> _Task objective_
Will you print the material below without altering a single character?
+++
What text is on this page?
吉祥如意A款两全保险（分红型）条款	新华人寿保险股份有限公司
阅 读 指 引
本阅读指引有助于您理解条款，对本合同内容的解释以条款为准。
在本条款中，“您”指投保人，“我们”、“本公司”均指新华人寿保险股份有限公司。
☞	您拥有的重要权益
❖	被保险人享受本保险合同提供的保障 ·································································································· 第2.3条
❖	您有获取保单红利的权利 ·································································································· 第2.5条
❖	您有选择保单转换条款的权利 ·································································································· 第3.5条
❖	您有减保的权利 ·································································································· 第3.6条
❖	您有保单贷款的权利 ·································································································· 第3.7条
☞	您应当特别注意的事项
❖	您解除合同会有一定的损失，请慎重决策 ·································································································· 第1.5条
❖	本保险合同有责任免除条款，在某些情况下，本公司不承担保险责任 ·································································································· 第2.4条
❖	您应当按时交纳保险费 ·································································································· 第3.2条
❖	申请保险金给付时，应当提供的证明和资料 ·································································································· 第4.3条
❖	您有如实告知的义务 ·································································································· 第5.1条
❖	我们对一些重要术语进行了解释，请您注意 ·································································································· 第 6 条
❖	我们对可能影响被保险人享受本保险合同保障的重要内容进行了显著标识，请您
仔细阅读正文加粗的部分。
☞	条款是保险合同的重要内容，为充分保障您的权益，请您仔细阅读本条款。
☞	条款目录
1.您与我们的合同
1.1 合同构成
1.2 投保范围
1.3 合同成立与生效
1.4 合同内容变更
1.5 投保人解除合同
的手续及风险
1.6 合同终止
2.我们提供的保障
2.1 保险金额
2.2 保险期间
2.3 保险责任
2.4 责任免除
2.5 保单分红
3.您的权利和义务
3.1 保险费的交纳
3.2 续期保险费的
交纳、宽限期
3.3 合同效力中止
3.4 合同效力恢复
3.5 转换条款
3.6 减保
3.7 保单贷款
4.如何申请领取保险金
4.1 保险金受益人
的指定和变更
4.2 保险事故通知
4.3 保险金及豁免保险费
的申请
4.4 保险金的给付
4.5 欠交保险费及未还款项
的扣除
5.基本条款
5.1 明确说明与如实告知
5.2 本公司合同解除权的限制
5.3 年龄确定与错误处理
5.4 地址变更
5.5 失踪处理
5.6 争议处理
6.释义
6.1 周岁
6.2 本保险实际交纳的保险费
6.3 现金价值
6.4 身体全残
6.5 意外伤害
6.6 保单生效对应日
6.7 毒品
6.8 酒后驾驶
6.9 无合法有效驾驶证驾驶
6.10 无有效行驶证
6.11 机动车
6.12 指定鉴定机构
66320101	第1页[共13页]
+++
> _Correct response_
What text is on this page?
吉祥如意A款两全保险（分红型）条款	新华人寿保险股份有限公司
阅 读 指 引
本阅读指引有助于您理解条款，对本合同内容的解释以条款为准。
在本条款中，“您”指投保人，“我们”、“本公司”均指新华人寿保险股份有限公司。
☞	您拥有的重要权益
❖	被保险人享受本保险合同提供的保障 ·································································································· 第2.3条
❖	您有获取保单红利的权利 ·································································································· 第2.5条
❖	您有选择保单转换条款的权利 ·································································································· 第3.5条
❖	您有减保的权利 ·································································································· 第3.6条
❖	您有保单贷款的权利 ·································································································· 第3.7条
☞	您应当特别注意的事项
❖	您解除合同会有一定的损失，请慎重决策 ·································································································· 第1.5条
❖	本保险合同有责任免除条款，在某些情况下，本公司不承担保险责任 ·································································································· 第2.4条
❖	您应当按时交纳保险费 ·································································································· 第3.2条
❖	申请保险金给付时，应当提供的证明和资料 ·································································································· 第4.3条
❖	您有如实告知的义务 ·································································································· 第5.1条
❖	我们对一些重要术语进行了解释，请您注意 ·································································································· 第 6 条
❖	我们对可能影响被保险人享受本保险合同保障的重要内容进行了显著标识，请您
仔细阅读正文加粗的部分。
☞	条款是保险合同的重要内容，为充分保障您的权益，请您仔细阅读本条款。
☞	条款目录
1.您与我们的合同
1.1 合同构成
1.2 投保范围
1.3 合同成立与生效
1.4 合同内容变更
1.5 投保人解除合同
的手续及风险
1.6 合同终止
2.我们提供的保障
2.1 保险金额
2.2 保险期间
2.3 保险责任
2.4 责任免除
2.5 保单分红
3.您的权利和义务
3.1 保险费的交纳
3.2 续期保险费的
交纳、宽限期
3.3 合同效力中止
3.4 合同效力恢复
3.5 转换条款
3.6 减保
3.7 保单贷款
4.如何申请领取保险金
4.1 保险金受益人
的指定和变更
4.2 保险事故通知
4.3 保险金及豁免保险费
的申请
4.4 保险金的给付
4.5 欠交保险费及未还款项
的扣除
5.基本条款
5.1 明确说明与如实告知
5.2 本公司合同解除权的限制
5.3 年龄确定与错误处理
5.4 地址变更
5.5 失踪处理
5.6 争议处理
6.释义
6.1 周岁
6.2 本保险实际交纳的保险费
6.3 现金价值
6.4 身体全残
6.5 意外伤害
6.6 保单生效对应日
6.7 毒品
6.8 酒后驾驶
6.9 无合法有效驾驶证驾驶
6.10 无有效行驶证
6.11 机动车
6.12 指定鉴定机构
66320101	第1页[共13页]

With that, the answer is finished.